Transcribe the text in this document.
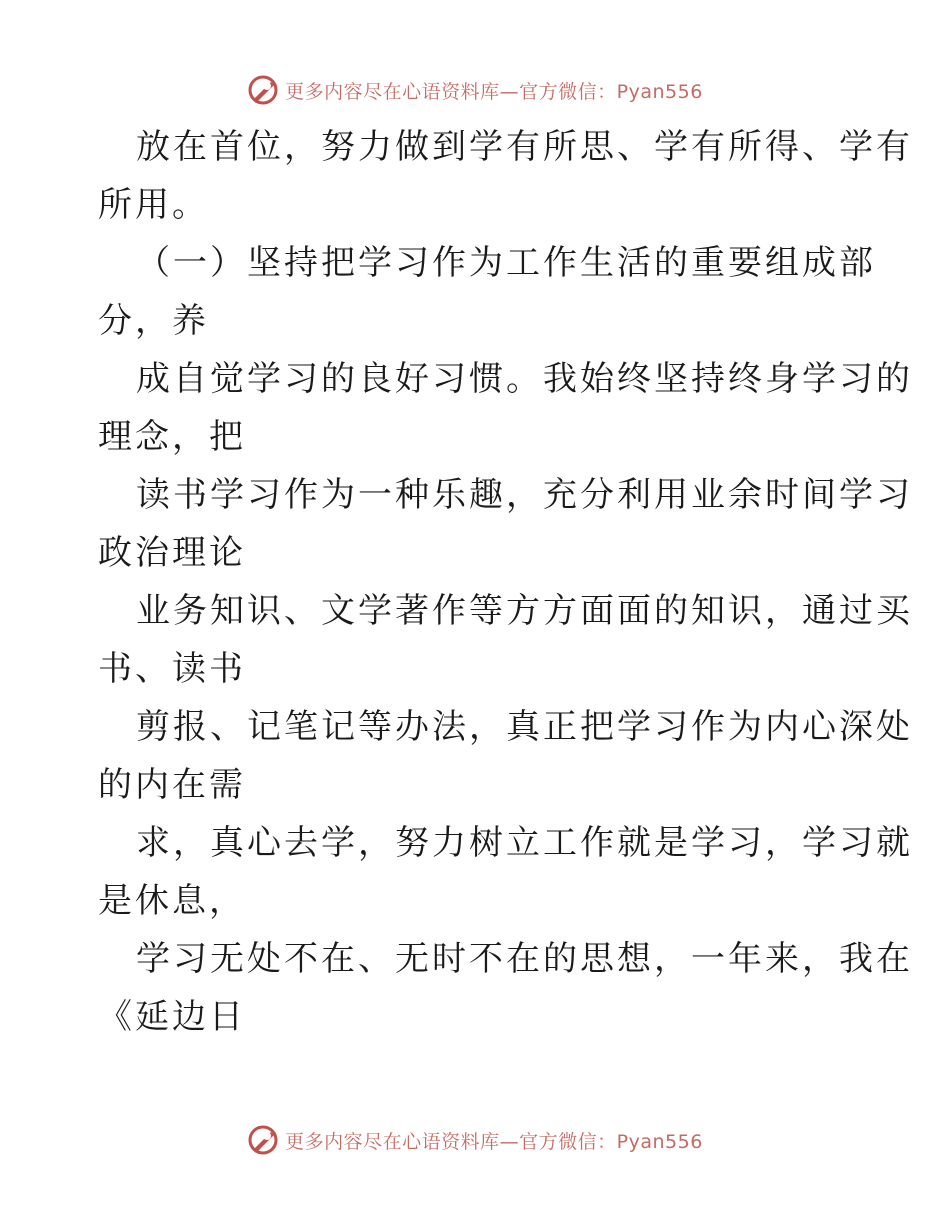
更多内容尽在心语资料库—官方微信：Pyan556
放在首位，努力做到学有所思、学有所得、学有
所用。
（一）坚持把学习作为工作生活的重要组成部
分，养
成自觉学习的良好习惯。我始终坚持终身学习的
理念，把
读书学习作为一种乐趣，充分利用业余时间学习
政治理论
业务知识、文学著作等方方面面的知识，通过买
书、读书
剪报、记笔记等办法，真正把学习作为内心深处
的内在需
求，真心去学，努力树立工作就是学习，学习就
是休息，
学习无处不在、无时不在的思想，一年来，我在
《延边日
更多内容尽在心语资料库—官方微信：Pyan556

◆ STATED GOAL: Transcribe each line above verbatim, with the pictures left out.

◆ SOLUTION FOR THIS PROBLEM:
Transcribe the text in this document.
更多内容尽在心语资料库—官方微信：Pyan556
放在首位，努力做到学有所思、学有所得、学有
所用。
（一）坚持把学习作为工作生活的重要组成部
分，养
成自觉学习的良好习惯。我始终坚持终身学习的
理念，把
读书学习作为一种乐趣，充分利用业余时间学习
政治理论
业务知识、文学著作等方方面面的知识，通过买
书、读书
剪报、记笔记等办法，真正把学习作为内心深处
的内在需
求，真心去学，努力树立工作就是学习，学习就
是休息，
学习无处不在、无时不在的思想，一年来，我在
《延边日
更多内容尽在心语资料库—官方微信：Pyan556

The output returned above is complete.